Direction: Check each line of the listing for the word "UGARTE" and give only the number of lines that have it.

Material provided:

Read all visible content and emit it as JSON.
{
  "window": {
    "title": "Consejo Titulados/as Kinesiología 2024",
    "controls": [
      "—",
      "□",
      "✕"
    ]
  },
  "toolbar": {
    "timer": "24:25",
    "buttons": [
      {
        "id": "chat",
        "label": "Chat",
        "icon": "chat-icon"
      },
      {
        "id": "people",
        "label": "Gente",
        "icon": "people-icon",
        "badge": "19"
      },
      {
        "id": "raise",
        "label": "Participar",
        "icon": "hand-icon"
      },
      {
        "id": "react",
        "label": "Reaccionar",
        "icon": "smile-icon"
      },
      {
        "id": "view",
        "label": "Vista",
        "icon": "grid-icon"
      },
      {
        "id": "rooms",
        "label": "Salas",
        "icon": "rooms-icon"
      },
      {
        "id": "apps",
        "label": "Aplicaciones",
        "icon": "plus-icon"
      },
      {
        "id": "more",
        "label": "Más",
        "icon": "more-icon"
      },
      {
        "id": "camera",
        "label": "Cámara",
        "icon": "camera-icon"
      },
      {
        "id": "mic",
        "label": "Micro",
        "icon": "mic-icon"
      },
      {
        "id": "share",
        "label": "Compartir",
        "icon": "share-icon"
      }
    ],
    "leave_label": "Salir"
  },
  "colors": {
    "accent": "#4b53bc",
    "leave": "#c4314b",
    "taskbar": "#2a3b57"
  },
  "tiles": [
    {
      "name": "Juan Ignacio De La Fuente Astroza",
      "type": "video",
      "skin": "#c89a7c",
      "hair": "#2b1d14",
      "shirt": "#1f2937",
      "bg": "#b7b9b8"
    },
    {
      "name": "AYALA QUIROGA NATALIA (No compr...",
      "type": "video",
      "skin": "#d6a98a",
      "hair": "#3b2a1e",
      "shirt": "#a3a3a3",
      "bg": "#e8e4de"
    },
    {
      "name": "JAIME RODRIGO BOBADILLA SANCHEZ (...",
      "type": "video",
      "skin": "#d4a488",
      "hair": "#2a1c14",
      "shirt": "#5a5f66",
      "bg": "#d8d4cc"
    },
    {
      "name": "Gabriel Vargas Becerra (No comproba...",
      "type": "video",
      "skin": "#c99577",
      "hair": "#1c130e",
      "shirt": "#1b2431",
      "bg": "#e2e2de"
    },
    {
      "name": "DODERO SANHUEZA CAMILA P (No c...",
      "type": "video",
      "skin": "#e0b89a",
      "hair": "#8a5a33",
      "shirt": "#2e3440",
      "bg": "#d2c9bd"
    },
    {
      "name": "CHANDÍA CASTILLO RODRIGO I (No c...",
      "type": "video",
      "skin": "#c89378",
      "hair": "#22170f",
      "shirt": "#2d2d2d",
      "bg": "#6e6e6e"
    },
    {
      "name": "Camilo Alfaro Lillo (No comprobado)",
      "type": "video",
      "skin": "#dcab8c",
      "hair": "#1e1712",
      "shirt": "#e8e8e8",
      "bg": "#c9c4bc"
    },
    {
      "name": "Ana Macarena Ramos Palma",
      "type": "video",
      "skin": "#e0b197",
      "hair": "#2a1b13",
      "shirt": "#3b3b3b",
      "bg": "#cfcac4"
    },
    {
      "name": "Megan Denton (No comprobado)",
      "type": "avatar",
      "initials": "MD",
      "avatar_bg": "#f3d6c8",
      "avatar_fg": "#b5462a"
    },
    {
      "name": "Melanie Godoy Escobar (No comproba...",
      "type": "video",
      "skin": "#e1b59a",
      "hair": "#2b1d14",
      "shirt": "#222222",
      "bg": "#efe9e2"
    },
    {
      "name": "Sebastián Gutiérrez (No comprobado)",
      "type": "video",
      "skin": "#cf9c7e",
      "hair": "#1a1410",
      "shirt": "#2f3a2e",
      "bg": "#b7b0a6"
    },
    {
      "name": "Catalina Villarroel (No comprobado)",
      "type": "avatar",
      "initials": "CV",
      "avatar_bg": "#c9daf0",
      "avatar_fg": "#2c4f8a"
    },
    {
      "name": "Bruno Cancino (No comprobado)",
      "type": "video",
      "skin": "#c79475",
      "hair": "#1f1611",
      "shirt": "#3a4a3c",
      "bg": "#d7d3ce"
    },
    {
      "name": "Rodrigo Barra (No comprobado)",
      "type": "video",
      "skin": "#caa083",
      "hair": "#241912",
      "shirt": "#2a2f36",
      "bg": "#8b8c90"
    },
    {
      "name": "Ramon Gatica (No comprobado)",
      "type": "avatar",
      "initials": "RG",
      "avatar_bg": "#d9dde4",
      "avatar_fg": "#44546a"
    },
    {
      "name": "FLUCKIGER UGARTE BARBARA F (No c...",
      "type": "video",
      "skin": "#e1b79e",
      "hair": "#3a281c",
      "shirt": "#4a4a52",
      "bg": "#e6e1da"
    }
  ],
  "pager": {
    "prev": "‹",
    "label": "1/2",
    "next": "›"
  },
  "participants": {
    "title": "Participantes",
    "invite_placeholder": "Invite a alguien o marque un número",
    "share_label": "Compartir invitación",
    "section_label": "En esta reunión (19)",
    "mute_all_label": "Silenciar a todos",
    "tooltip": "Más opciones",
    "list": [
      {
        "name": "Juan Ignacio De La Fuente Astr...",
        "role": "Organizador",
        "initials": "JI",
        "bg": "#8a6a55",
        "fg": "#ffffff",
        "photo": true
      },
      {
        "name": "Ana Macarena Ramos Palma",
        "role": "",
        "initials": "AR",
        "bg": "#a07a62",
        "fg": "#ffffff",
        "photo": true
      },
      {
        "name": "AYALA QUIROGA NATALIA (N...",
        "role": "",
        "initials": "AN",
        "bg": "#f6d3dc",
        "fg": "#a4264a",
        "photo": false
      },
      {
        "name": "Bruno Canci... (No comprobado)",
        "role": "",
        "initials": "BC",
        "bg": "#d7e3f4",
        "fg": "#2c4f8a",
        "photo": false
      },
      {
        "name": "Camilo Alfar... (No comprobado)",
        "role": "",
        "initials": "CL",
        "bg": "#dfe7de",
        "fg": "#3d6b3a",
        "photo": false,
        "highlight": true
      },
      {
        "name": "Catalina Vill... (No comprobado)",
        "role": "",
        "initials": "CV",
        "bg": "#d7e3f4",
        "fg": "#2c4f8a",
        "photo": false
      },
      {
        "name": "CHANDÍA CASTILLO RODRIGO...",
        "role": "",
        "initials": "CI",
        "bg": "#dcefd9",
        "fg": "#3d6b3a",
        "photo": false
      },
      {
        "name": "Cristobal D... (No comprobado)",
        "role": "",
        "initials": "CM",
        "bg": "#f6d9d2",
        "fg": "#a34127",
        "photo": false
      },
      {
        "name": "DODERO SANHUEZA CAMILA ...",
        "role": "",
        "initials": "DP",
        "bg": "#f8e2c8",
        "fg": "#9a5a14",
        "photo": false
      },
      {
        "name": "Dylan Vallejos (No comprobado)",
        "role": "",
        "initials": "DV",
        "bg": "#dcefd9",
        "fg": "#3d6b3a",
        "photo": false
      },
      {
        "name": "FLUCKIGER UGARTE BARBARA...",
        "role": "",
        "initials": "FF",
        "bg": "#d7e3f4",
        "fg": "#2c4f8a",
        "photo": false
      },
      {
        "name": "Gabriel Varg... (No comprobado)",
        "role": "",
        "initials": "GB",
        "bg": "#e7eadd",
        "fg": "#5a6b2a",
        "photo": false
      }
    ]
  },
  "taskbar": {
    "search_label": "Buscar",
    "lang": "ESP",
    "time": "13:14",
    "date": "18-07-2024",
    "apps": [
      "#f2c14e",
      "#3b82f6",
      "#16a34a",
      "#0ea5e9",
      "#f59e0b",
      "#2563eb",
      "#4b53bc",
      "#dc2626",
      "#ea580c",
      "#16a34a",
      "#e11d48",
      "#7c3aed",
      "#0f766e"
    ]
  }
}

Answer for this exercise: 2